● AIM OF THE TASK: Could you give the data below again, exactly and completely?

● RECORDS SUPPLIED:
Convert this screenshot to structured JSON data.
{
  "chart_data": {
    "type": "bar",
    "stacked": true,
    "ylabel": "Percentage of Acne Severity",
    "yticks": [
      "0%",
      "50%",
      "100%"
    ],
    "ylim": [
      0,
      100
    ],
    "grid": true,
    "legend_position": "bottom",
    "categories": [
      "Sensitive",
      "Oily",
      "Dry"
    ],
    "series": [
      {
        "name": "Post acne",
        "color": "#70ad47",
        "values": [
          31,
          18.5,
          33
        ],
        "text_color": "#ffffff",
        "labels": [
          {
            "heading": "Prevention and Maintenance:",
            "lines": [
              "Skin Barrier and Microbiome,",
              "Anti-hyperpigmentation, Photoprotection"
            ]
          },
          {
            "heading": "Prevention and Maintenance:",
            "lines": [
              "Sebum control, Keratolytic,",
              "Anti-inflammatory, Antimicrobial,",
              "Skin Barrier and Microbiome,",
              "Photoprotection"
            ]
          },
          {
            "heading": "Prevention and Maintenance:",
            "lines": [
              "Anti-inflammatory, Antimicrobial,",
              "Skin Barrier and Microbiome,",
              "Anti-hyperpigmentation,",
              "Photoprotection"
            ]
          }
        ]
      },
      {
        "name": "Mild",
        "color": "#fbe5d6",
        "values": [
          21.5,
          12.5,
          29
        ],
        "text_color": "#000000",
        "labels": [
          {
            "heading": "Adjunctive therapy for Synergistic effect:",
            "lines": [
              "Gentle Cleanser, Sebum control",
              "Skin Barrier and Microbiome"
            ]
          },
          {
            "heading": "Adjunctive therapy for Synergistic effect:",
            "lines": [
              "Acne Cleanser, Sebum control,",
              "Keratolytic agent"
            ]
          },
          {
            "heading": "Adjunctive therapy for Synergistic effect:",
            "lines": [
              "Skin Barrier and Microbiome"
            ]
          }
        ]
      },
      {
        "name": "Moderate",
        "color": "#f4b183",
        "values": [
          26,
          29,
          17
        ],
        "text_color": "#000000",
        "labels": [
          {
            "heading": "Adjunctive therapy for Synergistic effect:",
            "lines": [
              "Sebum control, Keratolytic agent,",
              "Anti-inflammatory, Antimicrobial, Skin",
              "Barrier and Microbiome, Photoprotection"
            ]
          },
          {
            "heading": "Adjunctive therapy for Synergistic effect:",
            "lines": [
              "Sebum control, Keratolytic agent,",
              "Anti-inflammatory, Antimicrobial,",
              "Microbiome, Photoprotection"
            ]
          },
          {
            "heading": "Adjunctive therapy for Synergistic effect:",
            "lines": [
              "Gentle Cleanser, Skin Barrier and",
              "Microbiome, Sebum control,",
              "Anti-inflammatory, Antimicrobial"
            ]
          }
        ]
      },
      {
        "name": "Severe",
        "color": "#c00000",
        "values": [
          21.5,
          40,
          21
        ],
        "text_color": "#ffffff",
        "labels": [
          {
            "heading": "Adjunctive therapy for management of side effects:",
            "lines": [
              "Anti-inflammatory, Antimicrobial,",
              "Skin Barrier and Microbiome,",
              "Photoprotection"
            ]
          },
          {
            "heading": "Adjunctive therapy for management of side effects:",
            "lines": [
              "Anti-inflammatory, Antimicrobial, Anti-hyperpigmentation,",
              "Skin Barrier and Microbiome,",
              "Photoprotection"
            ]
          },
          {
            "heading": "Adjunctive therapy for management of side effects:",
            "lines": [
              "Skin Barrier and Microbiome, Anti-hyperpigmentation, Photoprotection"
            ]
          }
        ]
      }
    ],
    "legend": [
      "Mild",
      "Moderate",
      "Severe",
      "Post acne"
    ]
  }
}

● ANSWER BELOW:
Convert this screenshot to structured JSON data.
{
  "chart_data": {
    "type": "bar",
    "stacked": true,
    "ylabel": "Percentage of Acne Severity",
    "yticks": [
      "0%",
      "50%",
      "100%"
    ],
    "ylim": [
      0,
      100
    ],
    "grid": true,
    "legend_position": "bottom",
    "categories": [
      "Sensitive",
      "Oily",
      "Dry"
    ],
    "series": [
      {
        "name": "Post acne",
        "color": "#70ad47",
        "values": [
          31,
          18.5,
          33
        ],
        "text_color": "#ffffff",
        "labels": [
          {
            "heading": "Prevention and Maintenance:",
            "lines": [
              "Skin Barrier and Microbiome,",
              "Anti-hyperpigmentation, Photoprotection"
            ]
          },
          {
            "heading": "Prevention and Maintenance:",
            "lines": [
              "Sebum control, Keratolytic,",
              "Anti-inflammatory, Antimicrobial,",
              "Skin Barrier and Microbiome,",
              "Photoprotection"
            ]
          },
          {
            "heading": "Prevention and Maintenance:",
            "lines": [
              "Anti-inflammatory, Antimicrobial,",
              "Skin Barrier and Microbiome,",
              "Anti-hyperpigmentation,",
              "Photoprotection"
            ]
          }
        ]
      },
      {
        "name": "Mild",
        "color": "#fbe5d6",
        "values": [
          21.5,
          12.5,
          29
        ],
        "text_color": "#000000",
        "labels": [
          {
            "heading": "Adjunctive therapy for Synergistic effect:",
            "lines": [
              "Gentle Cleanser, Sebum control",
              "Skin Barrier and Microbiome"
            ]
          },
          {
            "heading": "Adjunctive therapy for Synergistic effect:",
            "lines": [
              "Acne Cleanser, Sebum control,",
              "Keratolytic agent"
            ]
          },
          {
            "heading": "Adjunctive therapy for Synergistic effect:",
            "lines": [
              "Skin Barrier and Microbiome"
            ]
          }
        ]
      },
      {
        "name": "Moderate",
        "color": "#f4b183",
        "values": [
          26,
          29,
          17
        ],
        "text_color": "#000000",
        "labels": [
          {
            "heading": "Adjunctive therapy for Synergistic effect:",
            "lines": [
              "Sebum control, Keratolytic agent,",
              "Anti-inflammatory, Antimicrobial, Skin",
              "Barrier and Microbiome, Photoprotection"
            ]
          },
          {
            "heading": "Adjunctive therapy for Synergistic effect:",
            "lines": [
              "Sebum control, Keratolytic agent,",
              "Anti-inflammatory, Antimicrobial,",
              "Microbiome, Photoprotection"
            ]
          },
          {
            "heading": "Adjunctive therapy for Synergistic effect:",
            "lines": [
              "Gentle Cleanser, Skin Barrier and",
              "Microbiome, Sebum control,",
              "Anti-inflammatory, Antimicrobial"
            ]
          }
        ]
      },
      {
        "name": "Severe",
        "color": "#c00000",
        "values": [
          21.5,
          40,
          21
        ],
        "text_color": "#ffffff",
        "labels": [
          {
            "heading": "Adjunctive therapy for management of side effects:",
            "lines": [
              "Anti-inflammatory, Antimicrobial,",
              "Skin Barrier and Microbiome,",
              "Photoprotection"
            ]
          },
          {
            "heading": "Adjunctive therapy for management of side effects:",
            "lines": [
              "Anti-inflammatory, Antimicrobial, Anti-hyperpigmentation,",
              "Skin Barrier and Microbiome,",
              "Photoprotection"
            ]
          },
          {
            "heading": "Adjunctive therapy for management of side effects:",
            "lines": [
              "Skin Barrier and Microbiome, Anti-hyperpigmentation, Photoprotection"
            ]
          }
        ]
      }
    ],
    "legend": [
      "Mild",
      "Moderate",
      "Severe",
      "Post acne"
    ]
  }
}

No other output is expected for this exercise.